→ **What is required**: Copy out the material below in full, but not its images.

★ ★ ★

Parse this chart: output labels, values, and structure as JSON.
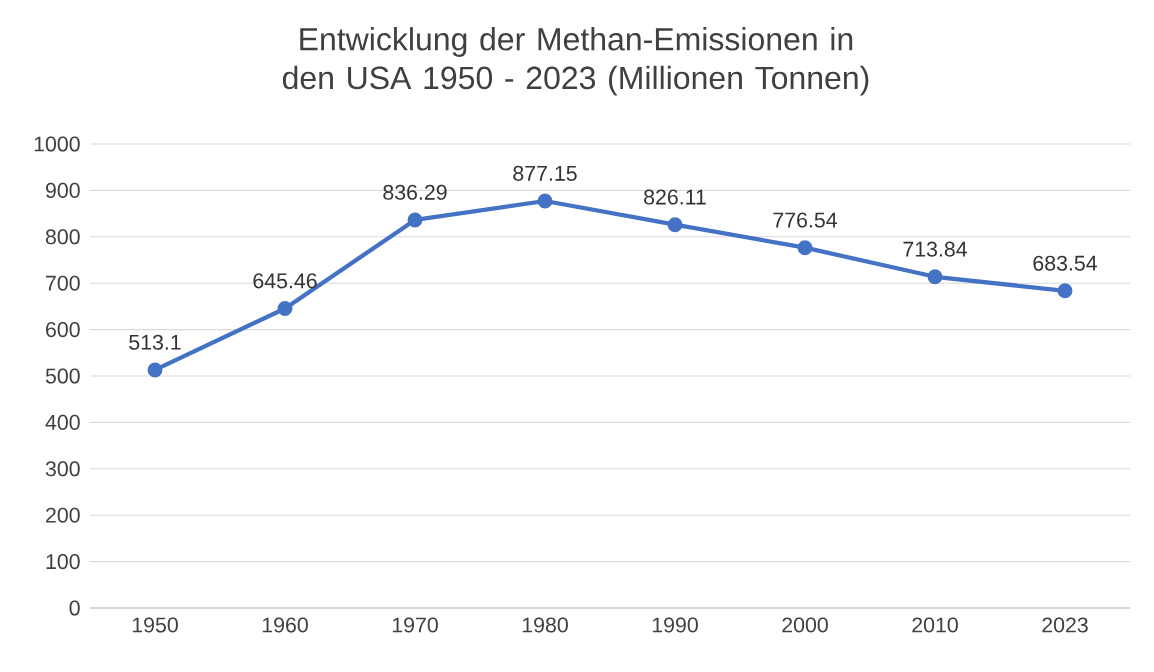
{
  "chart_data": {
    "type": "line",
    "title": "Entwicklung der Methan-Emissionen in den USA 1950 - 2023 (Millionen Tonnen)",
    "categories": [
      "1950",
      "1960",
      "1970",
      "1980",
      "1990",
      "2000",
      "2010",
      "2023"
    ],
    "values": [
      513.1,
      645.46,
      836.29,
      877.15,
      826.11,
      776.54,
      713.84,
      683.54
    ],
    "color": "#4472c4",
    "ylim": [
      0,
      1000
    ],
    "yticks": [
      0,
      100,
      200,
      300,
      400,
      500,
      600,
      700,
      800,
      900,
      1000
    ],
    "grid": "y",
    "marker": "circle",
    "line_style": "solid",
    "data_labels": true
  }
}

★ ★ ★

→ **Written solution**:
Parse this chart: output labels, values, and structure as JSON.
{
  "chart_data": {
    "type": "line",
    "title": "Entwicklung der Methan-Emissionen in den USA 1950 - 2023 (Millionen Tonnen)",
    "categories": [
      "1950",
      "1960",
      "1970",
      "1980",
      "1990",
      "2000",
      "2010",
      "2023"
    ],
    "values": [
      513.1,
      645.46,
      836.29,
      877.15,
      826.11,
      776.54,
      713.84,
      683.54
    ],
    "color": "#4472c4",
    "ylim": [
      0,
      1000
    ],
    "yticks": [
      0,
      100,
      200,
      300,
      400,
      500,
      600,
      700,
      800,
      900,
      1000
    ],
    "grid": "y",
    "marker": "circle",
    "line_style": "solid",
    "data_labels": true
  }
}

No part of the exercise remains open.